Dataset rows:
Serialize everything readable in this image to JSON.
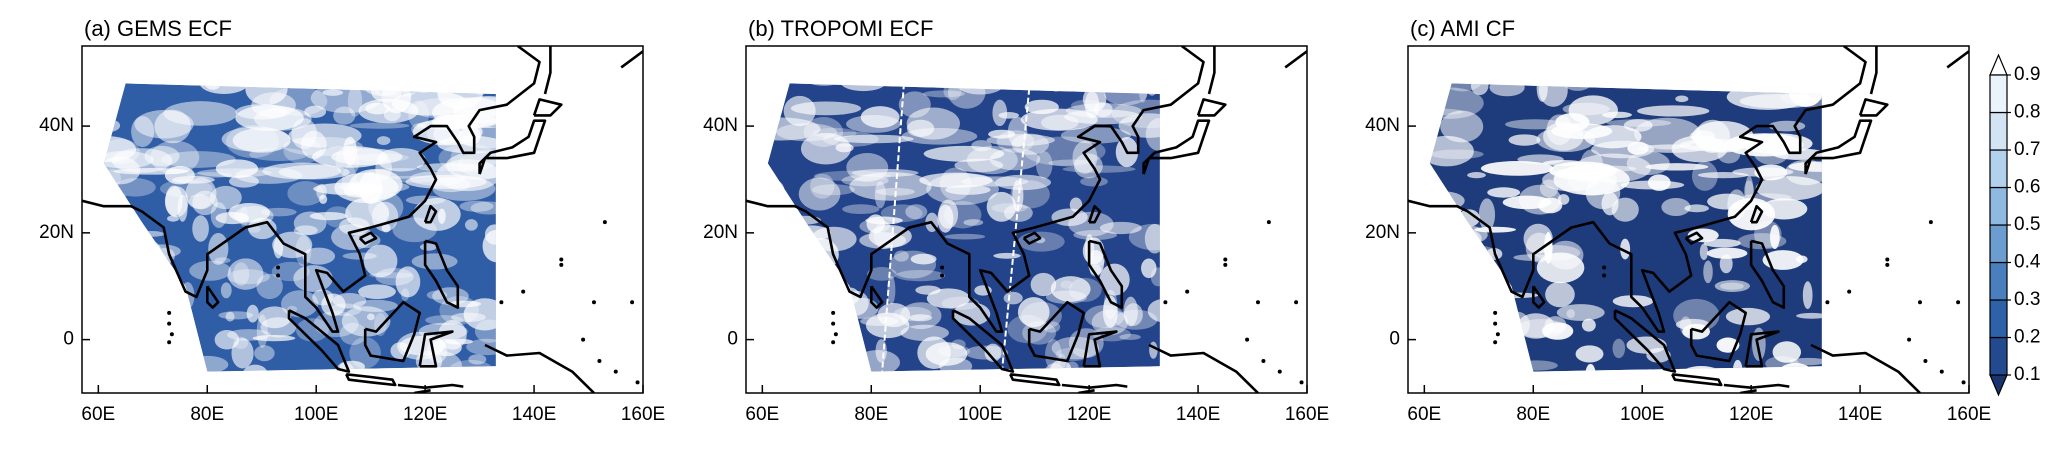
{
  "panels": [
    {
      "title": "(a) GEMS ECF"
    },
    {
      "title": "(b) TROPOMI ECF"
    },
    {
      "title": "(c) AMI CF"
    }
  ],
  "xlim": [
    57,
    160
  ],
  "ylim": [
    -10,
    55
  ],
  "xticks": [
    {
      "value": 60,
      "label": "60E"
    },
    {
      "value": 80,
      "label": "80E"
    },
    {
      "value": 100,
      "label": "100E"
    },
    {
      "value": 120,
      "label": "120E"
    },
    {
      "value": 140,
      "label": "140E"
    },
    {
      "value": 160,
      "label": "160E"
    }
  ],
  "yticks": [
    {
      "value": 0,
      "label": "0"
    },
    {
      "value": 20,
      "label": "20N"
    },
    {
      "value": 40,
      "label": "40N"
    }
  ],
  "colorbar": {
    "ticks": [
      0.1,
      0.2,
      0.3,
      0.4,
      0.5,
      0.6,
      0.7,
      0.8,
      0.9
    ],
    "colors": [
      "#1b3470",
      "#234a8e",
      "#2e62a8",
      "#4a7fbd",
      "#6b9dd0",
      "#8fb9e0",
      "#b2d1ec",
      "#d2e4f4",
      "#eaf2fa",
      "#ffffff"
    ]
  }
}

Task brief: Going over the lines above, work out how many include "label", then give only that number.

Output below: 9